Records for the task:
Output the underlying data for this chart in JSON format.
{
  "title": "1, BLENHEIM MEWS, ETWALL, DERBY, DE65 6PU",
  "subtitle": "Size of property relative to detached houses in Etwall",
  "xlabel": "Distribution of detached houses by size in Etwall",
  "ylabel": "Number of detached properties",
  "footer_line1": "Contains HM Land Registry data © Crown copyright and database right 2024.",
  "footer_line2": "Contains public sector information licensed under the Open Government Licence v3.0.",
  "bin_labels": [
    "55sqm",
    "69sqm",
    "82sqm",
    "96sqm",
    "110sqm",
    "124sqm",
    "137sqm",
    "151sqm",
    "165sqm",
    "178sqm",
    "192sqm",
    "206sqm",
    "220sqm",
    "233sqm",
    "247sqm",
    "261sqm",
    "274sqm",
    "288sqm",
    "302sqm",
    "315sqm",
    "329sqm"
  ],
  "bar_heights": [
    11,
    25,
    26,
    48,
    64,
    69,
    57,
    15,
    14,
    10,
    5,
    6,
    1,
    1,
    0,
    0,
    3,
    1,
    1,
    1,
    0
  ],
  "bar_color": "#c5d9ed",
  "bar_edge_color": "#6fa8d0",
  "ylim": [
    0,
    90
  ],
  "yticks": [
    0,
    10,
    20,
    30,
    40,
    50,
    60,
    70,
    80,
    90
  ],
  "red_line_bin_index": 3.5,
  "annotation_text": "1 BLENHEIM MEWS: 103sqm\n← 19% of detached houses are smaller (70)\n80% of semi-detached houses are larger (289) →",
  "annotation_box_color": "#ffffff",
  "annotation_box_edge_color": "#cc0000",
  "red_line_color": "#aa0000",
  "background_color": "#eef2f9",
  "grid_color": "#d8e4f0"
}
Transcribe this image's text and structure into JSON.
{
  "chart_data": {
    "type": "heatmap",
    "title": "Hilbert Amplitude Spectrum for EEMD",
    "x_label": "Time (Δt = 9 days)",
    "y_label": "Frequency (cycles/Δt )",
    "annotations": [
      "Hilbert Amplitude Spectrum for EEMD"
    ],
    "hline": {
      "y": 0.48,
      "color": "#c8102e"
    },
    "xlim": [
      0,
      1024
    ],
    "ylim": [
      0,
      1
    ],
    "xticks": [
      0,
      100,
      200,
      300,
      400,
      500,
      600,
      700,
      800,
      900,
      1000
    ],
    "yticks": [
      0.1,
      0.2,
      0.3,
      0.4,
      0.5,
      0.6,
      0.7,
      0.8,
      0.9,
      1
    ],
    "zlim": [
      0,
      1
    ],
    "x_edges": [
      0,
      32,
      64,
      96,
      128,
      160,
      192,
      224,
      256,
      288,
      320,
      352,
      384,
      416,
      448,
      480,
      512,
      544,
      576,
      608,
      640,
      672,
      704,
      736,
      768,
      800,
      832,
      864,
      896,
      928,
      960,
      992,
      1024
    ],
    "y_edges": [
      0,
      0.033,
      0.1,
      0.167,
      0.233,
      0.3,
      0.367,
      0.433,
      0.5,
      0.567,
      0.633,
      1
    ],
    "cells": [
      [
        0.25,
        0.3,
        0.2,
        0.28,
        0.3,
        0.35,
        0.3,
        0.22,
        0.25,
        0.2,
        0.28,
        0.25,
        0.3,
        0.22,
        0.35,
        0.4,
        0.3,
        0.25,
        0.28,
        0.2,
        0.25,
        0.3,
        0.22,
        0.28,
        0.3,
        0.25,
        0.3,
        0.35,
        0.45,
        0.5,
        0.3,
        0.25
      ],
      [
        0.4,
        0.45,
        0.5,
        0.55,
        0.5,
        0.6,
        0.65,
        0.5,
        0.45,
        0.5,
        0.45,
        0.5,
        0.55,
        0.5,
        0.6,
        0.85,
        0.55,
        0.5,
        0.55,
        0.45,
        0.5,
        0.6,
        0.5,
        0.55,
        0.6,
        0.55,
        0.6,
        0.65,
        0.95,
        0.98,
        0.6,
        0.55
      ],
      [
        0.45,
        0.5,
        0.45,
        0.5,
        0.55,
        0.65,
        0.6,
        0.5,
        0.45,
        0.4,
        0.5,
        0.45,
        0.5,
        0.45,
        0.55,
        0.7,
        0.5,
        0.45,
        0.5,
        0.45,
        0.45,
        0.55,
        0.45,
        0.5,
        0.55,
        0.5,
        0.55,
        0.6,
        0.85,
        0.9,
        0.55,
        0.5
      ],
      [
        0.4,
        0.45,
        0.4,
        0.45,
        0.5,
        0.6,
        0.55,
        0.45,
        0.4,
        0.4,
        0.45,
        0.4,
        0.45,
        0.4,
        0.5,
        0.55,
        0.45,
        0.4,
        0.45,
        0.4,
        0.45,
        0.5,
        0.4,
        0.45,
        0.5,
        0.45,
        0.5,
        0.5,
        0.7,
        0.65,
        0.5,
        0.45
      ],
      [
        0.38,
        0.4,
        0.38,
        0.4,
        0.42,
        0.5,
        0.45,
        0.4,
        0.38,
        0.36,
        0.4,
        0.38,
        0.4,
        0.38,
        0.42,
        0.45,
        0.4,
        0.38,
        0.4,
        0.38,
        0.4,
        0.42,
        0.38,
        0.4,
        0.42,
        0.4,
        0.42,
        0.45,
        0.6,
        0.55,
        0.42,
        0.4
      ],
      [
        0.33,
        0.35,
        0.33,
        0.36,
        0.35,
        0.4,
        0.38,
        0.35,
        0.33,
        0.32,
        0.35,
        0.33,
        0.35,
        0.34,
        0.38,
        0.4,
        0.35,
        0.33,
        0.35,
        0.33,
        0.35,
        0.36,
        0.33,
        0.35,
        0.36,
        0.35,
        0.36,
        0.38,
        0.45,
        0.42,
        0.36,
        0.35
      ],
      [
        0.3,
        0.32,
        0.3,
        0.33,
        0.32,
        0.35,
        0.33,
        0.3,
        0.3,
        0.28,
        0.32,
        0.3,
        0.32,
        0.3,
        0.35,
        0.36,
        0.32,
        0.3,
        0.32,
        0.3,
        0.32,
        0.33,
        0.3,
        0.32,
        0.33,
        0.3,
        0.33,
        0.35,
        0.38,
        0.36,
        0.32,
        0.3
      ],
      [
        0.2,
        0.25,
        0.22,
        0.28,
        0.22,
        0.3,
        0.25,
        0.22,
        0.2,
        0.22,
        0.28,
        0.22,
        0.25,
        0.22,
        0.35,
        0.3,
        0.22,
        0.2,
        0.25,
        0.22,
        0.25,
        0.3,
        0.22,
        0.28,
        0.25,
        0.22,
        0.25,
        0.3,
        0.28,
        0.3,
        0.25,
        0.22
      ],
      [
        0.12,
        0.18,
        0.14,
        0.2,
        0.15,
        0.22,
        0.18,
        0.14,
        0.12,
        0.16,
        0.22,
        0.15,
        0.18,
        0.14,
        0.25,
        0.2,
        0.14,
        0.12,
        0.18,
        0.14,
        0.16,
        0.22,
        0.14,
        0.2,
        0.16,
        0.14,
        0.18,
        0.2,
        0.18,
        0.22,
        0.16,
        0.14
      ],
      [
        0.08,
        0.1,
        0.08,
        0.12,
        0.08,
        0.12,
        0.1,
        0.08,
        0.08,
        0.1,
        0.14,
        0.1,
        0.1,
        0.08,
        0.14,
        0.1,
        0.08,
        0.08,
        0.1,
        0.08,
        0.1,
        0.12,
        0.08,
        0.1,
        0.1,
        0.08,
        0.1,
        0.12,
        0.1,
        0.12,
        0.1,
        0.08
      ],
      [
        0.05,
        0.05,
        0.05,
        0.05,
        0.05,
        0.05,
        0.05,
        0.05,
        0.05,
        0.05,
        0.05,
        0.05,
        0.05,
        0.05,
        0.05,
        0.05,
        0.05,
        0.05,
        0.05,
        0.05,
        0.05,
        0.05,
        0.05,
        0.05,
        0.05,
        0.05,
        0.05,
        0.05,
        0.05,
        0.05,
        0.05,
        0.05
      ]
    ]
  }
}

Your objective: Search the records for the string "MEWS" and return every line in which it occurs.

Answer to the task:
  "title": "1, BLENHEIM MEWS, ETWALL, DERBY, DE65 6PU",
  "annotation_text": "1 BLENHEIM MEWS: 103sqm\n← 19% of detached houses are smaller (70)\n80% of semi-detached houses are larger (289) →",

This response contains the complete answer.